REQUIRED WORK:
The records below must be transcribed exactly. Do not include the pictures.

GIVEN DATA:
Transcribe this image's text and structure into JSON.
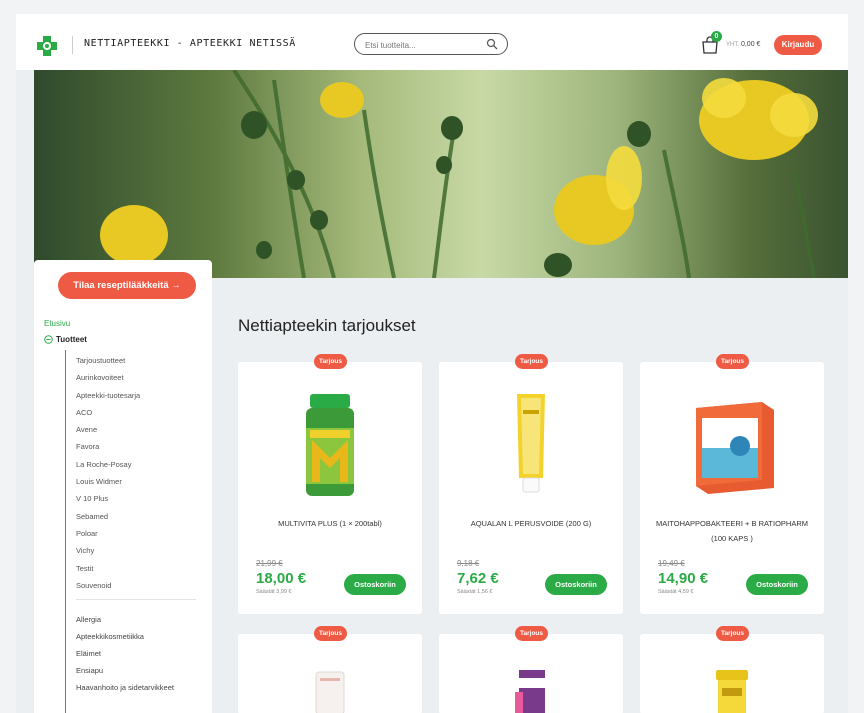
{
  "header": {
    "site_title": "NETTIAPTEEKKI - APTEEKKI NETISSÄ",
    "search_placeholder": "Etsi tuotteita...",
    "cart_count": "0",
    "cart_vat_label": "YHT.",
    "cart_total": "0,00 €",
    "login_label": "Kirjaudu"
  },
  "sidebar": {
    "prescription_button": "Tilaa reseptilääkkeitä →",
    "home": "Etusivu",
    "products": "Tuotteet",
    "product_categories": [
      "Tarjoustuotteet",
      "Aurinkovoiteet",
      "Apteekki-tuotesarja",
      "ACO",
      "Avene",
      "Favora",
      "La Roche-Posay",
      "Louis Widmer",
      "V 10 Plus",
      "Sebamed",
      "Poloar",
      "Vichy",
      "Testit",
      "Souvenoid"
    ],
    "other_categories": [
      "Allergia",
      "Apteekkikosmetiikka",
      "Eläimet",
      "Ensiapu",
      "Haavanhoito ja sidetarvikkeet"
    ]
  },
  "main": {
    "section_title": "Nettiapteekin tarjoukset",
    "badge_label": "Tarjous",
    "buy_label": "Ostoskoriin",
    "products": [
      {
        "name": "MULTIVITA PLUS (1 × 200tabl)",
        "old_price": "21,99 €",
        "price": "18,00 €",
        "saving": "Säästät 3,99 €"
      },
      {
        "name": "AQUALAN L PERUSVOIDE (200 G)",
        "old_price": "9,18 €",
        "price": "7,62 €",
        "saving": "Säästät 1,56 €"
      },
      {
        "name": "MAITOHAPPOBAKTEERI + B RATIOPHARM (100 KAPS )",
        "old_price": "19,49 €",
        "price": "14,90 €",
        "saving": "Säästät 4,59 €"
      }
    ]
  },
  "colors": {
    "accent_red": "#ef5a44",
    "accent_green": "#2bab46"
  }
}
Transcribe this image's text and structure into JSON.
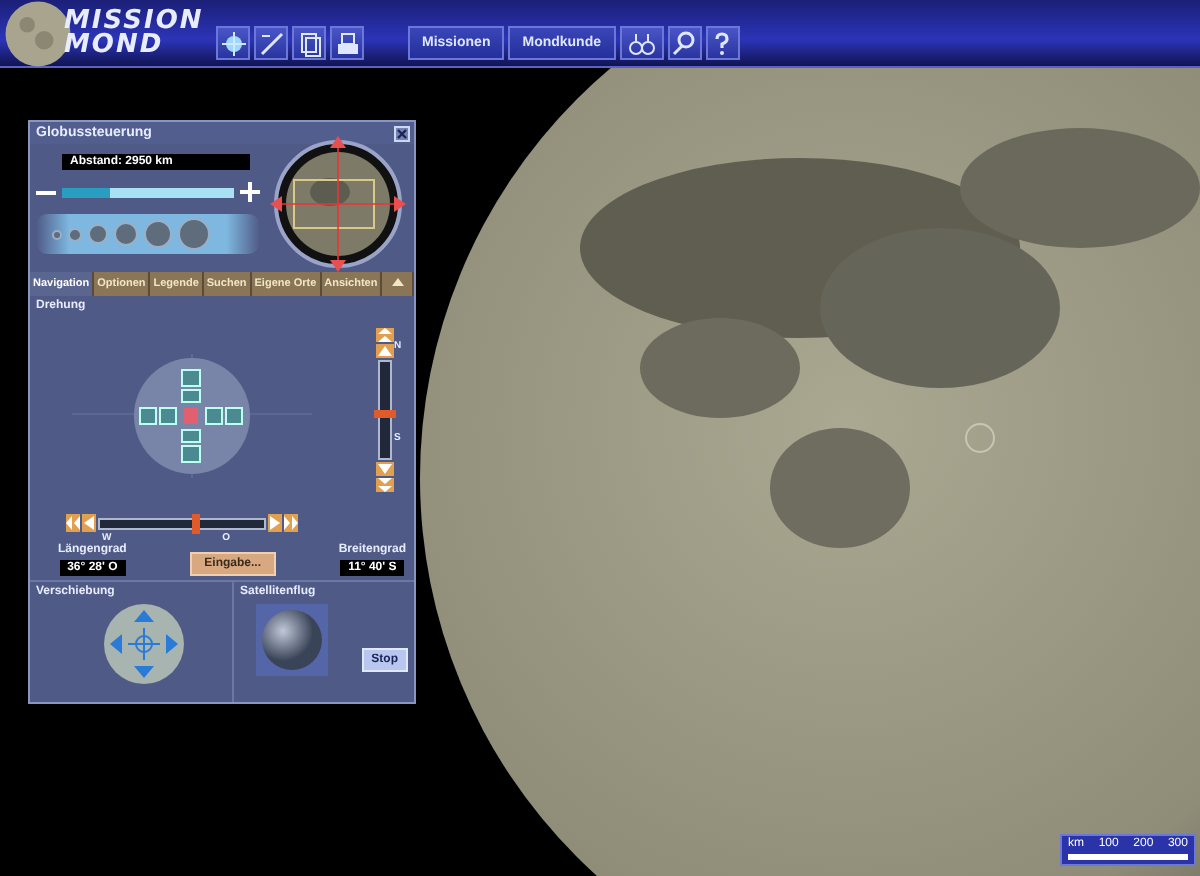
{
  "header": {
    "logo_lines": [
      "MISSION",
      "MOND"
    ],
    "nav_buttons": [
      {
        "label": "Missionen"
      },
      {
        "label": "Mondkunde"
      }
    ]
  },
  "panel": {
    "title": "Globussteuerung",
    "distance": "Abstand: 2950 km",
    "zoom": {
      "level": 0.28
    },
    "tabs": [
      {
        "label": "Navigation",
        "selected": true
      },
      {
        "label": "Optionen",
        "selected": false
      },
      {
        "label": "Legende",
        "selected": false
      },
      {
        "label": "Suchen",
        "selected": false
      },
      {
        "label": "Eigene Orte",
        "selected": false
      },
      {
        "label": "Ansichten",
        "selected": false
      }
    ],
    "rotation": {
      "heading": "Drehung",
      "latitude_slider": {
        "level": 0.45,
        "top_label": "N",
        "bottom_label": "S"
      },
      "longitude_slider": {
        "level": 0.58,
        "left_label": "W",
        "right_label": "O"
      },
      "longitude_label": "Längengrad",
      "longitude_value": "36° 28' O",
      "input_button": "Eingabe...",
      "latitude_label": "Breitengrad",
      "latitude_value": "11° 40' S"
    },
    "shift": {
      "heading": "Verschiebung"
    },
    "satellite": {
      "heading": "Satellitenflug",
      "stop_button": "Stop"
    }
  },
  "scale_bar": {
    "unit": "km",
    "ticks": [
      "100",
      "200",
      "300"
    ]
  }
}
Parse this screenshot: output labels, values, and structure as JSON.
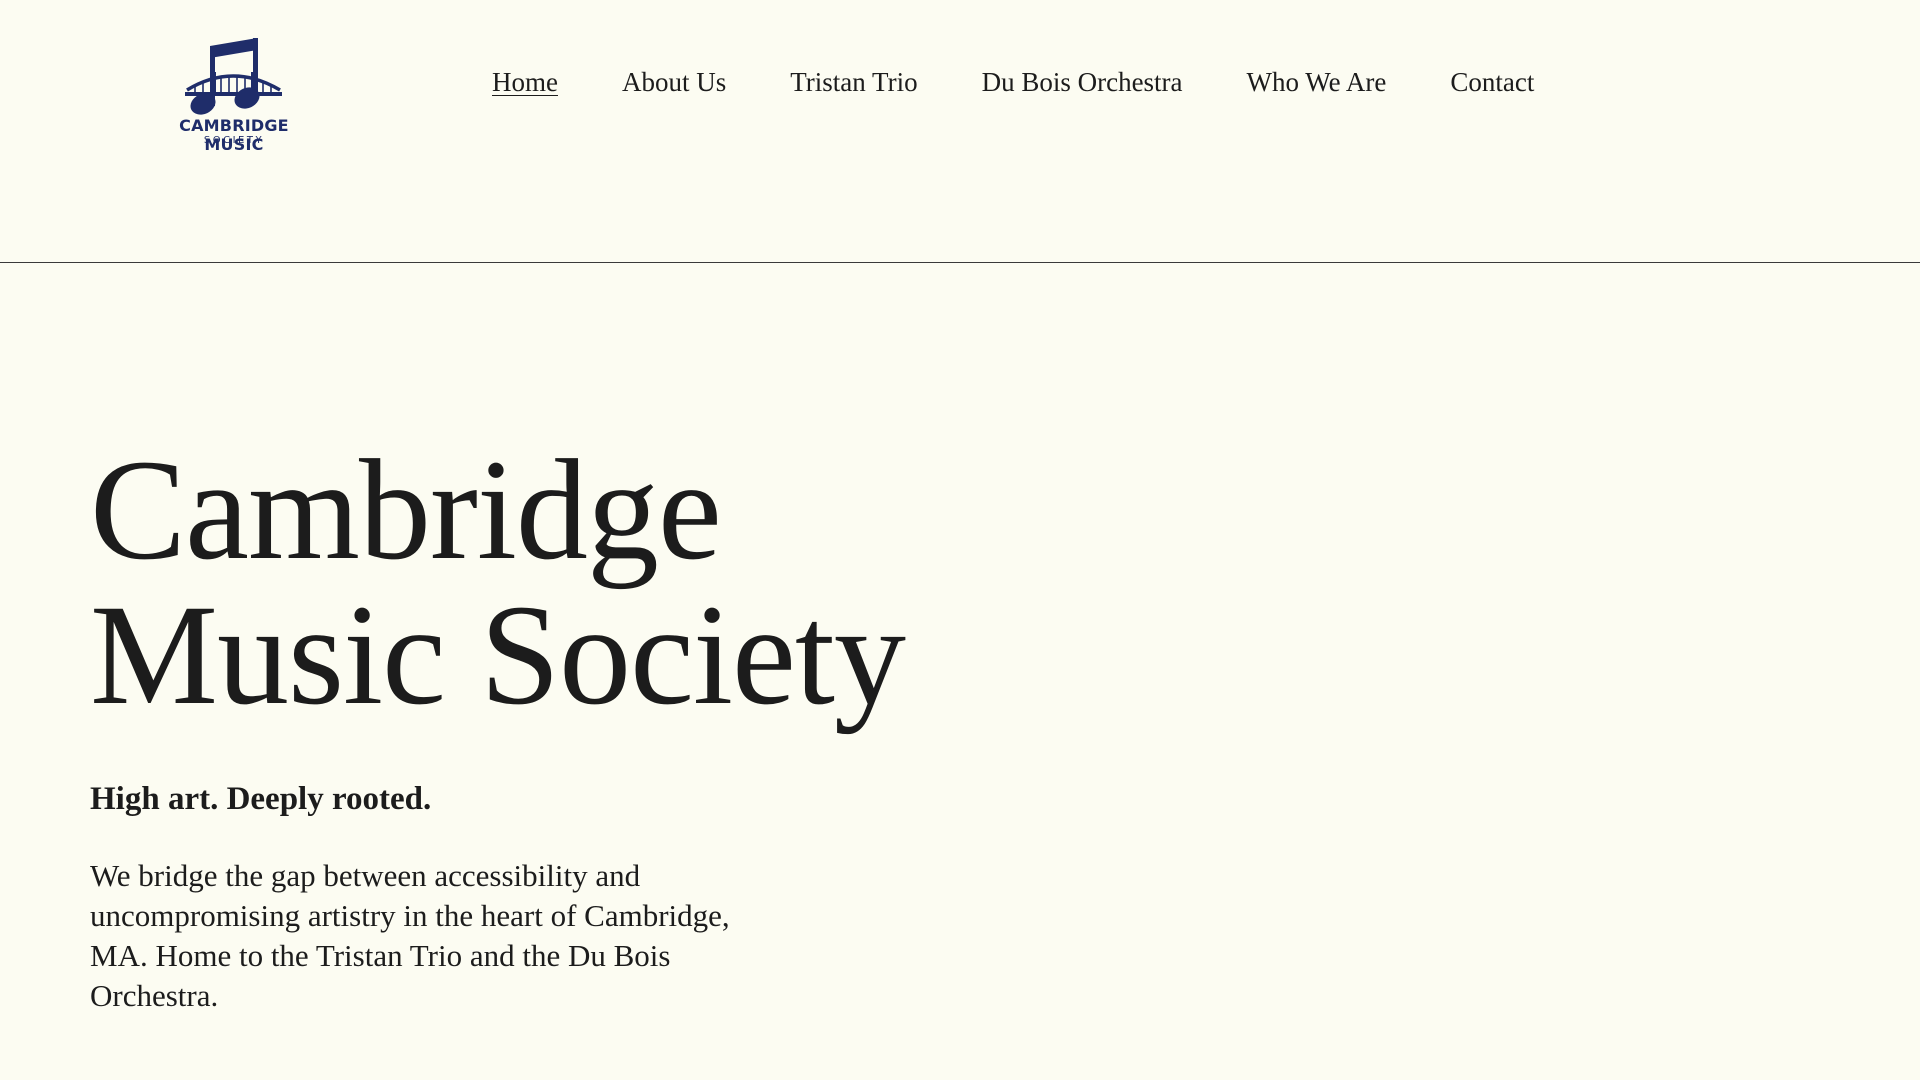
{
  "colors": {
    "background": "#fcfcf2",
    "text": "#1c1c1c",
    "brand": "#1f2d6a",
    "divider": "#3a3a3a"
  },
  "logo": {
    "icon": "music-note-bridge-icon",
    "name": "CAMBRIDGE MUSIC",
    "subname": "SOCIETY"
  },
  "nav": {
    "items": [
      {
        "label": "Home",
        "active": true
      },
      {
        "label": "About Us"
      },
      {
        "label": "Tristan Trio"
      },
      {
        "label": "Du Bois Orchestra"
      },
      {
        "label": "Who We Are"
      },
      {
        "label": "Contact"
      }
    ]
  },
  "hero": {
    "title_line1": "Cambridge",
    "title_line2": "Music Society",
    "tagline": "High art. Deeply rooted.",
    "description": "We bridge the gap between accessibility and uncompromising artistry in the heart of Cambridge, MA. Home to the Tristan Trio and the Du Bois Orchestra."
  }
}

TASK OUTPUT:
Transcribe this image's text and structure into JSON.
{
  "header": {
    "site_title": "NETTIAPTEEKKI - APTEEKKI NETISSÄ",
    "search_placeholder": "Etsi tuotteita...",
    "cart_count": "0",
    "cart_vat_label": "YHT.",
    "cart_total": "0,00 €",
    "login_label": "Kirjaudu"
  },
  "sidebar": {
    "prescription_button": "Tilaa reseptilääkkeitä →",
    "home": "Etusivu",
    "products": "Tuotteet",
    "product_categories": [
      "Tarjoustuotteet",
      "Aurinkovoiteet",
      "Apteekki-tuotesarja",
      "ACO",
      "Avene",
      "Favora",
      "La Roche-Posay",
      "Louis Widmer",
      "V 10 Plus",
      "Sebamed",
      "Poloar",
      "Vichy",
      "Testit",
      "Souvenoid"
    ],
    "other_categories": [
      "Allergia",
      "Apteekkikosmetiikka",
      "Eläimet",
      "Ensiapu",
      "Haavanhoito ja sidetarvikkeet"
    ]
  },
  "main": {
    "section_title": "Nettiapteekin tarjoukset",
    "badge_label": "Tarjous",
    "buy_label": "Ostoskoriin",
    "products": [
      {
        "name": "MULTIVITA PLUS (1 × 200tabl)",
        "old_price": "21,99 €",
        "price": "18,00 €",
        "saving": "Säästät 3,99 €"
      },
      {
        "name": "AQUALAN L PERUSVOIDE (200 G)",
        "old_price": "9,18 €",
        "price": "7,62 €",
        "saving": "Säästät 1,56 €"
      },
      {
        "name": "MAITOHAPPOBAKTEERI + B RATIOPHARM (100 KAPS )",
        "old_price": "19,49 €",
        "price": "14,90 €",
        "saving": "Säästät 4,59 €"
      }
    ]
  },
  "colors": {
    "accent_red": "#ef5a44",
    "accent_green": "#2bab46"
  }
}
Transcribe this image's text and structure into JSON.
{
  "header": {
    "logo_lines": [
      "MISSION",
      "MOND"
    ],
    "nav_buttons": [
      {
        "label": "Missionen"
      },
      {
        "label": "Mondkunde"
      }
    ]
  },
  "panel": {
    "title": "Globussteuerung",
    "distance": "Abstand: 2950 km",
    "zoom": {
      "level": 0.28
    },
    "tabs": [
      {
        "label": "Navigation",
        "selected": true
      },
      {
        "label": "Optionen",
        "selected": false
      },
      {
        "label": "Legende",
        "selected": false
      },
      {
        "label": "Suchen",
        "selected": false
      },
      {
        "label": "Eigene Orte",
        "selected": false
      },
      {
        "label": "Ansichten",
        "selected": false
      }
    ],
    "rotation": {
      "heading": "Drehung",
      "latitude_slider": {
        "level": 0.45,
        "top_label": "N",
        "bottom_label": "S"
      },
      "longitude_slider": {
        "level": 0.58,
        "left_label": "W",
        "right_label": "O"
      },
      "longitude_label": "Längengrad",
      "longitude_value": "36° 28' O",
      "input_button": "Eingabe...",
      "latitude_label": "Breitengrad",
      "latitude_value": "11° 40' S"
    },
    "shift": {
      "heading": "Verschiebung"
    },
    "satellite": {
      "heading": "Satellitenflug",
      "stop_button": "Stop"
    }
  },
  "scale_bar": {
    "unit": "km",
    "ticks": [
      "100",
      "200",
      "300"
    ]
  }
}
Parse this screenshot: output labels, values, and structure as JSON.
{
  "colors": {
    "background": "#fcfcf2",
    "text": "#1c1c1c",
    "brand": "#1f2d6a",
    "divider": "#3a3a3a"
  },
  "logo": {
    "icon": "music-note-bridge-icon",
    "name": "CAMBRIDGE MUSIC",
    "subname": "SOCIETY"
  },
  "nav": {
    "items": [
      {
        "label": "Home",
        "active": true
      },
      {
        "label": "About Us"
      },
      {
        "label": "Tristan Trio"
      },
      {
        "label": "Du Bois Orchestra"
      },
      {
        "label": "Who We Are"
      },
      {
        "label": "Contact"
      }
    ]
  },
  "hero": {
    "title_line1": "Cambridge",
    "title_line2": "Music Society",
    "tagline": "High art. Deeply rooted.",
    "description": "We bridge the gap between accessibility and uncompromising artistry in the heart of Cambridge, MA. Home to the Tristan Trio and the Du Bois Orchestra."
  }
}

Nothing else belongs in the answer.